Task input.
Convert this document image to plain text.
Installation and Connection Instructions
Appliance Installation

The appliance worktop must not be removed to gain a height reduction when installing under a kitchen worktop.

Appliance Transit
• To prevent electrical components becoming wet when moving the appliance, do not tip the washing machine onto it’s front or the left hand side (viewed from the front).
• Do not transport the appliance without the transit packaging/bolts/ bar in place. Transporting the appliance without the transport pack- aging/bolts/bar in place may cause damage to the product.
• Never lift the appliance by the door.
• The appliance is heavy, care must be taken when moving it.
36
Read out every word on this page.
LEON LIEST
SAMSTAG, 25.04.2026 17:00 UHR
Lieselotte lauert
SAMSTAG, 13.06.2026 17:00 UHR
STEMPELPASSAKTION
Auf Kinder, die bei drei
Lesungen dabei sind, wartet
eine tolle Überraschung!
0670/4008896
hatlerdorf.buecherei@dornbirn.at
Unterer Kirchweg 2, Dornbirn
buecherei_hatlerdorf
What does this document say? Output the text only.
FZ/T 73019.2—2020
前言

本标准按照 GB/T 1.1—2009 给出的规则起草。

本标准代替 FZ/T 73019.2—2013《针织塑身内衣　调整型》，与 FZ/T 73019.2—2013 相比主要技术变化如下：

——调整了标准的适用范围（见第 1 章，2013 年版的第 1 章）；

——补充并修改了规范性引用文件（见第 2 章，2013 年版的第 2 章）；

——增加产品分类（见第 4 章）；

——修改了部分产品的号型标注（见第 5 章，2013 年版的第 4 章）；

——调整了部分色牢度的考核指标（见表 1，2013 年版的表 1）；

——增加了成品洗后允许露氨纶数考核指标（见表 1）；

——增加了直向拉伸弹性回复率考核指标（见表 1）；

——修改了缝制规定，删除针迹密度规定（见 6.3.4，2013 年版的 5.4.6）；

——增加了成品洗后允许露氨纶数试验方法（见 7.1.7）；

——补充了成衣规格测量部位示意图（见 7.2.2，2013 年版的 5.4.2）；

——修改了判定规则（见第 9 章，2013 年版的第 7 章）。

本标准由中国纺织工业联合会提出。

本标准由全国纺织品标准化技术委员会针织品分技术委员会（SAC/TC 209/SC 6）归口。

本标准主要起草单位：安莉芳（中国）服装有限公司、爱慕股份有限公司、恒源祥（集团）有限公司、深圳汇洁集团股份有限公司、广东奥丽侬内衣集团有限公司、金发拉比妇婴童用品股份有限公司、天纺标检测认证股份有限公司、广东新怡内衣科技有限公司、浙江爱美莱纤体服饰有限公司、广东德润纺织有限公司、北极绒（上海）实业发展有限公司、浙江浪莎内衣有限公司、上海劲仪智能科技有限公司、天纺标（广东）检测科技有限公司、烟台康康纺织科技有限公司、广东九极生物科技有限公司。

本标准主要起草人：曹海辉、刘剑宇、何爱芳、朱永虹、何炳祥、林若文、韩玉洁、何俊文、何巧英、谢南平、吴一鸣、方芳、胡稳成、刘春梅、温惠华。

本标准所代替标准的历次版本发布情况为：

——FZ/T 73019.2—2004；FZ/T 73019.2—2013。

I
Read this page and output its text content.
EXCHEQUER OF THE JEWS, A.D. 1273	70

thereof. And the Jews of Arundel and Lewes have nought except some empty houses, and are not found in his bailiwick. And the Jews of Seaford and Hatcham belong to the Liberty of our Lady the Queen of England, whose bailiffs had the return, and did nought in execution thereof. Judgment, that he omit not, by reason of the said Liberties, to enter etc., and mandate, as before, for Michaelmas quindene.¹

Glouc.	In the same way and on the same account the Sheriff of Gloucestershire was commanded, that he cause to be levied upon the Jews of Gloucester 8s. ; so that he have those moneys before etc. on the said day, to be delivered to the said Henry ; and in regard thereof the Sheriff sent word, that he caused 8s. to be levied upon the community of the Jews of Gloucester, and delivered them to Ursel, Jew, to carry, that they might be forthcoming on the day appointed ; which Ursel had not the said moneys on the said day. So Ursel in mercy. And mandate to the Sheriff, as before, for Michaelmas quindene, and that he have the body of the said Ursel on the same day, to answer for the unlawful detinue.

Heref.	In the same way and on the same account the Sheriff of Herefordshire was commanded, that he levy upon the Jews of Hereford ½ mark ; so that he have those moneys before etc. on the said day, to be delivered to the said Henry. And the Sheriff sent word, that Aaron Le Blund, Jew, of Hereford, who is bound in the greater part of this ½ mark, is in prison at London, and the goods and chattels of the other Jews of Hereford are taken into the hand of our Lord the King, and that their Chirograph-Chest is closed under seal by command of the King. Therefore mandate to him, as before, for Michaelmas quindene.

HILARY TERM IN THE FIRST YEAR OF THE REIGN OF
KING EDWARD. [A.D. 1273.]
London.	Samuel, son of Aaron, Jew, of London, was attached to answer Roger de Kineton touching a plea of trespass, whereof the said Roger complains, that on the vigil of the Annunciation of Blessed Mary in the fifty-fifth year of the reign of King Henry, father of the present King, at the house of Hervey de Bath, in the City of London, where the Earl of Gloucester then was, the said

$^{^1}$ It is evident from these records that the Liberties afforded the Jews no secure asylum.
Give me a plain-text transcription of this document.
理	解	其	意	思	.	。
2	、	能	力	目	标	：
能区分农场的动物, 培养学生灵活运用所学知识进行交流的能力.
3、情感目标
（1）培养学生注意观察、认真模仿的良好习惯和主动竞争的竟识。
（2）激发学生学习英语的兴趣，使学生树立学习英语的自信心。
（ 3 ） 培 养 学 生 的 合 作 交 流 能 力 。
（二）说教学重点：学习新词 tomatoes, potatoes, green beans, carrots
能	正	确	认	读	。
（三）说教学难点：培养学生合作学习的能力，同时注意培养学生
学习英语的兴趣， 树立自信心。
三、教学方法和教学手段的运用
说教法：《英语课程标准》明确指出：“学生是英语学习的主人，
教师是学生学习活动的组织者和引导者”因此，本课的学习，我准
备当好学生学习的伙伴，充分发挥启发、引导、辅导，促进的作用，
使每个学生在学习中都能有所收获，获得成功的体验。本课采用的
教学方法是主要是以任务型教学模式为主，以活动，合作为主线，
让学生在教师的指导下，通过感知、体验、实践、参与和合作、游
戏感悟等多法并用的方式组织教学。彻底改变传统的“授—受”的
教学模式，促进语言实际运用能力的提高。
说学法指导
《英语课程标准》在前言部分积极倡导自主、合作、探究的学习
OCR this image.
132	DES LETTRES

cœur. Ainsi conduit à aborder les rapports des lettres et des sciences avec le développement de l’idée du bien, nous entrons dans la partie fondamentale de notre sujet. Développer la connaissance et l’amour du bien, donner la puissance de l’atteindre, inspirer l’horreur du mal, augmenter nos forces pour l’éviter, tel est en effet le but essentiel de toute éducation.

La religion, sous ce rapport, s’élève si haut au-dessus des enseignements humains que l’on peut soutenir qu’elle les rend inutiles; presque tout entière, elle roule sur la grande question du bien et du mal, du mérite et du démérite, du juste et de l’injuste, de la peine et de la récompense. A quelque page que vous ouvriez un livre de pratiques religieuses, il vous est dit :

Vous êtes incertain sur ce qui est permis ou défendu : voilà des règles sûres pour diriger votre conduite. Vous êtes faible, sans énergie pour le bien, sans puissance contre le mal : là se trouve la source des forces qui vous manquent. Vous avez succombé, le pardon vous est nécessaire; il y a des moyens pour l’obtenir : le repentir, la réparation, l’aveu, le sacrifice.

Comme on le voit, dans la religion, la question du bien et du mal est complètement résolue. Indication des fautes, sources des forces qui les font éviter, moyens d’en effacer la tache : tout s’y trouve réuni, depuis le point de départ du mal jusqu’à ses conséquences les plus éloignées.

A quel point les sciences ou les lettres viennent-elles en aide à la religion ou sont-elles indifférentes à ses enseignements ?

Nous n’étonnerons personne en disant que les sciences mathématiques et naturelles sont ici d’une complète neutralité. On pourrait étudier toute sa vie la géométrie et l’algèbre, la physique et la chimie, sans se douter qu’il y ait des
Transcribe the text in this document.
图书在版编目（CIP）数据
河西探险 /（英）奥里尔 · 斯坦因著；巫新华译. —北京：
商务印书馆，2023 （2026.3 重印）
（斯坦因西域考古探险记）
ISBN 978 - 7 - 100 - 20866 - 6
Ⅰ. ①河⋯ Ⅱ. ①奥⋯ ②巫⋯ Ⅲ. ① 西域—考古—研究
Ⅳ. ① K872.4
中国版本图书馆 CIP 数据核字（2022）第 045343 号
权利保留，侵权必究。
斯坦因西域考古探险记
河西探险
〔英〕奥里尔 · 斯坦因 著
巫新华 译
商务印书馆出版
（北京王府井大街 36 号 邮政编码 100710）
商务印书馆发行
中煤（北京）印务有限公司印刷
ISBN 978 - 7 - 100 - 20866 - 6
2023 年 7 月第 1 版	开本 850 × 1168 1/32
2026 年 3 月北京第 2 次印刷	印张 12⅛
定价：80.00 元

The task. Set down only these lines, exactly: the line containing "Transcribe the text in this document." and each line after it, through the end of the listing.

Output below.
Transcribe the text in this document.
图书在版编目（CIP）数据
河西探险 /（英）奥里尔 · 斯坦因著；巫新华译. —北京：
商务印书馆，2023 （2026.3 重印）
（斯坦因西域考古探险记）
ISBN 978 - 7 - 100 - 20866 - 6
Ⅰ. ①河⋯ Ⅱ. ①奥⋯ ②巫⋯ Ⅲ. ① 西域—考古—研究
Ⅳ. ① K872.4
中国版本图书馆 CIP 数据核字（2022）第 045343 号
权利保留，侵权必究。
斯坦因西域考古探险记
河西探险
〔英〕奥里尔 · 斯坦因 著
巫新华 译
商务印书馆出版
（北京王府井大街 36 号 邮政编码 100710）
商务印书馆发行
中煤（北京）印务有限公司印刷
ISBN 978 - 7 - 100 - 20866 - 6
2023 年 7 月第 1 版	开本 850 × 1168 1/32
2026 年 3 月北京第 2 次印刷	印张 12⅛
定价：80.00 元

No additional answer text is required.